### WHAT IS EXPECTED
In the listing below, count the lines containing the string "Rising" and state only the number.

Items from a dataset
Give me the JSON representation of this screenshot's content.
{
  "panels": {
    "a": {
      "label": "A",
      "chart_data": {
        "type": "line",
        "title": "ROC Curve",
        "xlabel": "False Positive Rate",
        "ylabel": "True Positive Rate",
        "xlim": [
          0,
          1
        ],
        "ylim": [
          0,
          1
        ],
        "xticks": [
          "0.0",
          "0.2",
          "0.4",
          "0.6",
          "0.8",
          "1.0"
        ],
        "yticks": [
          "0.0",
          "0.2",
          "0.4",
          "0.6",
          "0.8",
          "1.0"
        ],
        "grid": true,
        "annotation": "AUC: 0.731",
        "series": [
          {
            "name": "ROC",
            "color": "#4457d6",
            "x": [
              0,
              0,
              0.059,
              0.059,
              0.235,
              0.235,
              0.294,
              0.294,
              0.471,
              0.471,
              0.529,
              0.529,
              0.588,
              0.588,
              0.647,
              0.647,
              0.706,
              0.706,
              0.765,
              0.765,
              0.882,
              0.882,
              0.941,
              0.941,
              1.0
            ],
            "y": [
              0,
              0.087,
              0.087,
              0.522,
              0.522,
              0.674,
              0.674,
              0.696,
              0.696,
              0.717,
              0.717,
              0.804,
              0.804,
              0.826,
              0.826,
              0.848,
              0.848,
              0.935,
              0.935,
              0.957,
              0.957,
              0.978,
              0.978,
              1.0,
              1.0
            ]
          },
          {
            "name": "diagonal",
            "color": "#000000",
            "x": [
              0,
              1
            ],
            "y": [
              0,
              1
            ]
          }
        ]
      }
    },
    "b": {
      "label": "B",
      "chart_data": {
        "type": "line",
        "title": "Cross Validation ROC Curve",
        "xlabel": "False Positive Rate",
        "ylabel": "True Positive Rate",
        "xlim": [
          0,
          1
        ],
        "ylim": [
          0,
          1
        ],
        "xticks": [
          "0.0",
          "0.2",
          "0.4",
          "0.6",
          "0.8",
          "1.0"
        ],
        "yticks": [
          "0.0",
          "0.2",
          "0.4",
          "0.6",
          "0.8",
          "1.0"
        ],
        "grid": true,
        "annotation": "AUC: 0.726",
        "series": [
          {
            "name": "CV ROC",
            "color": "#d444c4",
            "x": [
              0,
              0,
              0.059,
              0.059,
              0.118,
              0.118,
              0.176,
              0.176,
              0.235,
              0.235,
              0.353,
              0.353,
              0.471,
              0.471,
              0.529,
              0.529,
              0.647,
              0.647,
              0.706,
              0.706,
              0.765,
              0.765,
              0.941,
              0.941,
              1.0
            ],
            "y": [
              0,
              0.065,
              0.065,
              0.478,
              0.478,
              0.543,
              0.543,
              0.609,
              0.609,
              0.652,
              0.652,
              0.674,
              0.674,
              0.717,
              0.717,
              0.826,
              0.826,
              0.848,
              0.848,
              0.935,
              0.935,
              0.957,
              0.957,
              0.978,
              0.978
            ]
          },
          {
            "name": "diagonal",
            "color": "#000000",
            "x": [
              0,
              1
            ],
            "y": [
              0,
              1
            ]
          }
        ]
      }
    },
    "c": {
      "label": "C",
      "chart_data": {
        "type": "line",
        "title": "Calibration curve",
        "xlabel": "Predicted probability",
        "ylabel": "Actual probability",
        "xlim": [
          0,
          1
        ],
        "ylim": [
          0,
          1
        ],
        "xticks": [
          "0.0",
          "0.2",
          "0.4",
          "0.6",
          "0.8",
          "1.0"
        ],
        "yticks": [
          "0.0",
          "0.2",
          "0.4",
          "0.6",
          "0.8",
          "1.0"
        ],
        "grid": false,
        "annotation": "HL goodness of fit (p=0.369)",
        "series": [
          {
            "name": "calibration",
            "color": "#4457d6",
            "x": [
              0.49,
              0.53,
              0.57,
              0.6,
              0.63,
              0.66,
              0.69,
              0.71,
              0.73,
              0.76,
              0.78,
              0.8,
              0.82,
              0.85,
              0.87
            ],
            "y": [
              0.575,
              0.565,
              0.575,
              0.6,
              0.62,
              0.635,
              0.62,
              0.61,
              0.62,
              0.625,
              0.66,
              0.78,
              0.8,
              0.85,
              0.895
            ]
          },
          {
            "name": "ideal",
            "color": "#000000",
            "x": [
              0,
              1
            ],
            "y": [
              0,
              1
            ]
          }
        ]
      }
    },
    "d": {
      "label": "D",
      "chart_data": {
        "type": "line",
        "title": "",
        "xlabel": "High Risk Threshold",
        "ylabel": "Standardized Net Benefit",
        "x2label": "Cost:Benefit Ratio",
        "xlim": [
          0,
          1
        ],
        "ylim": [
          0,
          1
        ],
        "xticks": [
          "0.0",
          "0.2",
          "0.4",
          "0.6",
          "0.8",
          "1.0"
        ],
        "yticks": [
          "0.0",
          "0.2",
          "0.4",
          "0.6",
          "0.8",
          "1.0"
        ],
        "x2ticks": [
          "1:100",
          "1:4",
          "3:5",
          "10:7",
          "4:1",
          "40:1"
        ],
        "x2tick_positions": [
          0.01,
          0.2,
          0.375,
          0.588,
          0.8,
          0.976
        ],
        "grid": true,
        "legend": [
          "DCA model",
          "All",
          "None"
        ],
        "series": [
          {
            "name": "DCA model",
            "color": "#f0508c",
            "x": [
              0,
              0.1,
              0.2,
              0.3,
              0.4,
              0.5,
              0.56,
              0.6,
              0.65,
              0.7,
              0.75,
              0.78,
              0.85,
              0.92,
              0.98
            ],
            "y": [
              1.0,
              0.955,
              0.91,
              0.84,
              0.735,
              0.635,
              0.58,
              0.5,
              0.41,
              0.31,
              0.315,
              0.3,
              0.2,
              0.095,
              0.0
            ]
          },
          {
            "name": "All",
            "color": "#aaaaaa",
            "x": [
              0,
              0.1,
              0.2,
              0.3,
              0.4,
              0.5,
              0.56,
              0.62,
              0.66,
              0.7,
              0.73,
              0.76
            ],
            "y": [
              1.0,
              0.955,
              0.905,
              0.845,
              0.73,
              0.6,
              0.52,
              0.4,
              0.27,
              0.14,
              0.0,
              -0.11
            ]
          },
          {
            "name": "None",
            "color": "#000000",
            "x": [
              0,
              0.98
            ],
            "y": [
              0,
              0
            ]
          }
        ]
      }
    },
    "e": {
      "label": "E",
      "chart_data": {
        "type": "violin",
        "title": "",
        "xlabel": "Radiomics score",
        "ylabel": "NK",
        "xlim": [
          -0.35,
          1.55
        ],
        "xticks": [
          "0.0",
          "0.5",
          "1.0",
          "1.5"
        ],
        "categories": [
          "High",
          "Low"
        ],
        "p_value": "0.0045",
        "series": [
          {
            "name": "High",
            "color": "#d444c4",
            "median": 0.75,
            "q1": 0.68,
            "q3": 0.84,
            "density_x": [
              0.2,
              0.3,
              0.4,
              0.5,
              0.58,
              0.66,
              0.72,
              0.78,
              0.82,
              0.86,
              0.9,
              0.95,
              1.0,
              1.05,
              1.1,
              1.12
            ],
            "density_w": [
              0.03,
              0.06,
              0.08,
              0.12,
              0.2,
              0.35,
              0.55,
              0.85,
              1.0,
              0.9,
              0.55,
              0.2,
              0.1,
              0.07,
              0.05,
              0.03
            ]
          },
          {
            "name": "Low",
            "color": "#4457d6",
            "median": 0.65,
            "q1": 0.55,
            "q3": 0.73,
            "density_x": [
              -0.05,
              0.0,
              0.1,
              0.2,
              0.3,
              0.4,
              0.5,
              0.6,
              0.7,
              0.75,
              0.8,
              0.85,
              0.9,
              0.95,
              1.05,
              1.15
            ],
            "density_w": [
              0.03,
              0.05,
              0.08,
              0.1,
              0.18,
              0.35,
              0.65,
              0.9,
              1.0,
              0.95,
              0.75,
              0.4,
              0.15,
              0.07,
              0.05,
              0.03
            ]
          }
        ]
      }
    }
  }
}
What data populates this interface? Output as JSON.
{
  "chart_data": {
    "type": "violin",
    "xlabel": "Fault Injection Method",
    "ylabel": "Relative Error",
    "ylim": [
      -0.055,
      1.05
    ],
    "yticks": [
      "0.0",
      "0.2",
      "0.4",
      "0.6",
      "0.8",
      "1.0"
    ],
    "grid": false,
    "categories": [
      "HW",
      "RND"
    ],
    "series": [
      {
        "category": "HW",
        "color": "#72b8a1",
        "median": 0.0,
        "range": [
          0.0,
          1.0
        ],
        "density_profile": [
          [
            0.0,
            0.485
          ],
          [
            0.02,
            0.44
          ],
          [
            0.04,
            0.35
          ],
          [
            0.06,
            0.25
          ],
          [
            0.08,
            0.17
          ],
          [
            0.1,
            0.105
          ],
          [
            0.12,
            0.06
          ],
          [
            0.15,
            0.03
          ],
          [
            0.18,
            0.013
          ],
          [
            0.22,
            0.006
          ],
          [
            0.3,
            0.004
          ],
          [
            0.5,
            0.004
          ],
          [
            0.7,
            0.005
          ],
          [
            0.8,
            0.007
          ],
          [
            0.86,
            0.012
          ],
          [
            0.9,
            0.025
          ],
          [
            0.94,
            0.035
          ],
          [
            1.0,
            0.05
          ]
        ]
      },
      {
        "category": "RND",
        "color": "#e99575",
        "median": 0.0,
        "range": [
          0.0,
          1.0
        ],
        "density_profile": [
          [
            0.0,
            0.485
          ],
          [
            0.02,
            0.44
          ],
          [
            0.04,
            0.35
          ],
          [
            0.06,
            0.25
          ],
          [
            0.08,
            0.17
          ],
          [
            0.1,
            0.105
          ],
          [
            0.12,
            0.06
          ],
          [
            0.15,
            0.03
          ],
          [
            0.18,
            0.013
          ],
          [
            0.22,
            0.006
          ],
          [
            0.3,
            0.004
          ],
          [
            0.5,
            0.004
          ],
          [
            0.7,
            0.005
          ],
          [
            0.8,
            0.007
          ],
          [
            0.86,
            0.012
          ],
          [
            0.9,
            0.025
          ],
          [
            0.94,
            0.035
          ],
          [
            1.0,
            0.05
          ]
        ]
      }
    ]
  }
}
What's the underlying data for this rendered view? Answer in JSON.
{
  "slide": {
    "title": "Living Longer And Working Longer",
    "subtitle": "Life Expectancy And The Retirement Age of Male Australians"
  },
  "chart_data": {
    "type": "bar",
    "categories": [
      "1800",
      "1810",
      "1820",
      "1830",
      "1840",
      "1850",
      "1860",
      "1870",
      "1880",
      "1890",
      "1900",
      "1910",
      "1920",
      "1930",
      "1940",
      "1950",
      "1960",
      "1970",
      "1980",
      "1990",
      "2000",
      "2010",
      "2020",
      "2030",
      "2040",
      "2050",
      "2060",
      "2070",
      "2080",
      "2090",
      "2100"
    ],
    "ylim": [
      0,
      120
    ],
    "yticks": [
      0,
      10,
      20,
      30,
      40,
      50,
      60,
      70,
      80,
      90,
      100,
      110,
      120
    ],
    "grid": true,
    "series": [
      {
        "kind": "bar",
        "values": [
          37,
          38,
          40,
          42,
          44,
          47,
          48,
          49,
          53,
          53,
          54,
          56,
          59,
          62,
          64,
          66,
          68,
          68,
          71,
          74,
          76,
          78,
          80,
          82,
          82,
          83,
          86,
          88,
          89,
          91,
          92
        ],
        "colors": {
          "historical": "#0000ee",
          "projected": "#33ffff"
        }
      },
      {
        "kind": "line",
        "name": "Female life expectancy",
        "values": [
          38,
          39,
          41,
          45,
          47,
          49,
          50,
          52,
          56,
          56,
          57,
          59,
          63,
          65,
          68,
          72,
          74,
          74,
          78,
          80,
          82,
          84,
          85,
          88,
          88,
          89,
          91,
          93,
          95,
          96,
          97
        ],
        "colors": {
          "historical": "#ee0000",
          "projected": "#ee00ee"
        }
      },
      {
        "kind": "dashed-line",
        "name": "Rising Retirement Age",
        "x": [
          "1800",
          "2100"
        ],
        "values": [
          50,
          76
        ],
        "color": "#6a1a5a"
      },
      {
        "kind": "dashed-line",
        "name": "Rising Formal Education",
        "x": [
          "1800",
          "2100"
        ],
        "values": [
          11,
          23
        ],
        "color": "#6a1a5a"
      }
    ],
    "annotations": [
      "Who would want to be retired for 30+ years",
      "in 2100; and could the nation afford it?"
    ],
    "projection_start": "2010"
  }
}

### EXERCISE SOLUTION
2